WRITTEN PROBLEM »
Please print the full listing exactly.

INPUT »
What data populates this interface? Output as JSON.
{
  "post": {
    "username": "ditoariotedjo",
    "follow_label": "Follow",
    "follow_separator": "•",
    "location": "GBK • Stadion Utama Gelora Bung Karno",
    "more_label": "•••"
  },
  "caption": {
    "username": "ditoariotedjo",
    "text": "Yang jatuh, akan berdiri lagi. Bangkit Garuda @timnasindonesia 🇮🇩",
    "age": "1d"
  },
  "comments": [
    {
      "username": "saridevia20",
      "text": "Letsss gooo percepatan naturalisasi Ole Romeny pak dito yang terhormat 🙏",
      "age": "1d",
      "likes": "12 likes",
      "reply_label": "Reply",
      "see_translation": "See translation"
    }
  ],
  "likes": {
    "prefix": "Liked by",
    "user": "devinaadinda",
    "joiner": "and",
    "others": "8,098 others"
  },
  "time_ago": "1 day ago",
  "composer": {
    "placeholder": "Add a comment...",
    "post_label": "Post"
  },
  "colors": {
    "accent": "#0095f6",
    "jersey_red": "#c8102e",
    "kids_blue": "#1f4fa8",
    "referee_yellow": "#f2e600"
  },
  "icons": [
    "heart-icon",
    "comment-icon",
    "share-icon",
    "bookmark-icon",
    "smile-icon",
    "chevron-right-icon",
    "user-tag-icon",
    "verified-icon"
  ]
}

FINAL ANSWER »
What data populates this interface? Output as JSON.
{
  "post": {
    "username": "ditoariotedjo",
    "follow_label": "Follow",
    "follow_separator": "•",
    "location": "GBK • Stadion Utama Gelora Bung Karno",
    "more_label": "•••"
  },
  "caption": {
    "username": "ditoariotedjo",
    "text": "Yang jatuh, akan berdiri lagi. Bangkit Garuda @timnasindonesia 🇮🇩",
    "age": "1d"
  },
  "comments": [
    {
      "username": "saridevia20",
      "text": "Letsss gooo percepatan naturalisasi Ole Romeny pak dito yang terhormat 🙏",
      "age": "1d",
      "likes": "12 likes",
      "reply_label": "Reply",
      "see_translation": "See translation"
    }
  ],
  "likes": {
    "prefix": "Liked by",
    "user": "devinaadinda",
    "joiner": "and",
    "others": "8,098 others"
  },
  "time_ago": "1 day ago",
  "composer": {
    "placeholder": "Add a comment...",
    "post_label": "Post"
  },
  "colors": {
    "accent": "#0095f6",
    "jersey_red": "#c8102e",
    "kids_blue": "#1f4fa8",
    "referee_yellow": "#f2e600"
  },
  "icons": [
    "heart-icon",
    "comment-icon",
    "share-icon",
    "bookmark-icon",
    "smile-icon",
    "chevron-right-icon",
    "user-tag-icon",
    "verified-icon"
  ]
}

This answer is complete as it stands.